_EXTRACTED DATA_.

==========

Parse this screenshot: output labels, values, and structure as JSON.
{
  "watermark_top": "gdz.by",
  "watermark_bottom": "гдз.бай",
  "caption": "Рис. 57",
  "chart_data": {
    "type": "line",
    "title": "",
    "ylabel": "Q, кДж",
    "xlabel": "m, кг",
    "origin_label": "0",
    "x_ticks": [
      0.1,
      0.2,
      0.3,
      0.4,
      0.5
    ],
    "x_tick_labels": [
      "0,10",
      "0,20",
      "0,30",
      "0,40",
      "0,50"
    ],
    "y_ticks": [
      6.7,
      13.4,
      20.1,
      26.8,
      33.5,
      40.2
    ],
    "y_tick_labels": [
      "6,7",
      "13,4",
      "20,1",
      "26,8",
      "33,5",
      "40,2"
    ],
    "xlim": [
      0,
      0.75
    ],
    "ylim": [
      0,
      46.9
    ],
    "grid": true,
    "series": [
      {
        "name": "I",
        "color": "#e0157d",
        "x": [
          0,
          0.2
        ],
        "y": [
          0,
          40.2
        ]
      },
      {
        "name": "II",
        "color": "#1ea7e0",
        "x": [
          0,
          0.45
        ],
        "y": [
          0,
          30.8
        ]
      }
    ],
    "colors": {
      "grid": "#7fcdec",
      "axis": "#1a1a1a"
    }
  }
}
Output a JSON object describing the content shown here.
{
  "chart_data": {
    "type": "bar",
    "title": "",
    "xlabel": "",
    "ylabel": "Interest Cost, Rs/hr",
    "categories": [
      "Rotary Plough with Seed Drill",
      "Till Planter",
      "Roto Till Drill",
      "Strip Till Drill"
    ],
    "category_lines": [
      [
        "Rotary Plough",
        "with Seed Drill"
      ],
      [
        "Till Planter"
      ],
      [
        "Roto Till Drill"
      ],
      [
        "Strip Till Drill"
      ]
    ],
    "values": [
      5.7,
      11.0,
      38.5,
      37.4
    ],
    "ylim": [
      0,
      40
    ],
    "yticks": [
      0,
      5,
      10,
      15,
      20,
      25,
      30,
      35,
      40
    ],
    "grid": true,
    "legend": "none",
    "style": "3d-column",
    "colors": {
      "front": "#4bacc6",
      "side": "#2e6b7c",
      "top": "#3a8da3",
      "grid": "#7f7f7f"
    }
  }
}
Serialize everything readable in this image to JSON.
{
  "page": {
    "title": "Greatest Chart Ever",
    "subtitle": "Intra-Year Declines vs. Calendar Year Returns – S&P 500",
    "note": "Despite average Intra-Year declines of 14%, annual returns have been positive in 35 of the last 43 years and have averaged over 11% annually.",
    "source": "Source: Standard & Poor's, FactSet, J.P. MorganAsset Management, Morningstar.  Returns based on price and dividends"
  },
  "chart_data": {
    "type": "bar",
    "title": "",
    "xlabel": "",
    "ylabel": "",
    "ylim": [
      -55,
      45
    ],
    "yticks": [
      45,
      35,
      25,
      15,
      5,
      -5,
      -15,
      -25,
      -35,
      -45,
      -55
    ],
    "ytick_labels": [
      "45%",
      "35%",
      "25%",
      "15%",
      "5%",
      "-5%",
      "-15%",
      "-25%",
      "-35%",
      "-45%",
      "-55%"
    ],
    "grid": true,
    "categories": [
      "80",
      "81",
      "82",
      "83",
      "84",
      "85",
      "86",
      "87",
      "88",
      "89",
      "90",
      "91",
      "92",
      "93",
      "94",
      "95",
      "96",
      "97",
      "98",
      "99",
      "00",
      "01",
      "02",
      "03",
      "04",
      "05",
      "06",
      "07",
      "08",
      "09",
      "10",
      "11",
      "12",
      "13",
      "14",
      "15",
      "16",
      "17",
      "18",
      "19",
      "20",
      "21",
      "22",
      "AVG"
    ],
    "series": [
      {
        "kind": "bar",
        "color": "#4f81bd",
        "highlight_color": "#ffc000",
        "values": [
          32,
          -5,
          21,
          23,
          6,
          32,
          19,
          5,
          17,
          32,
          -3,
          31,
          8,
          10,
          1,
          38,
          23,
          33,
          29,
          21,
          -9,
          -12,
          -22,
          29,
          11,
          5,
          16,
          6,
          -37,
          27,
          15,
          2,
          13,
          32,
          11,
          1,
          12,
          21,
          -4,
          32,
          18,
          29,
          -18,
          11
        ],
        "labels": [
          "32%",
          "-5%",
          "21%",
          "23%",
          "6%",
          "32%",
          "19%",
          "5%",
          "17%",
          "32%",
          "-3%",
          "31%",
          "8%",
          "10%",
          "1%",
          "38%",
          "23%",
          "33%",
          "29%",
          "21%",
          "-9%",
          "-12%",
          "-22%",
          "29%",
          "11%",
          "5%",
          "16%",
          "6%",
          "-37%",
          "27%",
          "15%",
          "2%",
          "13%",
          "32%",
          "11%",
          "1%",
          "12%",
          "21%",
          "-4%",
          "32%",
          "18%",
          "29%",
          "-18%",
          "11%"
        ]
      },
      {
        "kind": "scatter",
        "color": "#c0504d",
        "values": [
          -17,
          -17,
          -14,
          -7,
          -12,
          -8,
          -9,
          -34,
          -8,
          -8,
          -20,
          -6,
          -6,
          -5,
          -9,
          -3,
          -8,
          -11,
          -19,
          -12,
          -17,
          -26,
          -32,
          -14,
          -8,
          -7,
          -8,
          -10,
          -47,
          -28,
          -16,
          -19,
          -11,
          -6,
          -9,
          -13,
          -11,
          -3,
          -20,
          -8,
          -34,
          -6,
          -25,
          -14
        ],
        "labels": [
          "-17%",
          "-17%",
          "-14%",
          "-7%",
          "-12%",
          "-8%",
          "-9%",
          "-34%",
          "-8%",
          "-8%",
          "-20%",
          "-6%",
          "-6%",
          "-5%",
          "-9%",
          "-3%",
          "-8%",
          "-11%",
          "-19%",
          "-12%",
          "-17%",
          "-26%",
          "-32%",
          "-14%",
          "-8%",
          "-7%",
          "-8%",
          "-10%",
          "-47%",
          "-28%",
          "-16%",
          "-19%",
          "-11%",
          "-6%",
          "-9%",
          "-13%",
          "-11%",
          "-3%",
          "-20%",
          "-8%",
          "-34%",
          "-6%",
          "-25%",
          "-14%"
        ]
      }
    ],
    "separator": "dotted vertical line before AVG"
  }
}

==========

_INSTRUCTIONS TO FOLLOW_.
Find and count the lines of the data that include the string "Till", and report that figure by itself.

_TASK SOLUTION_.
6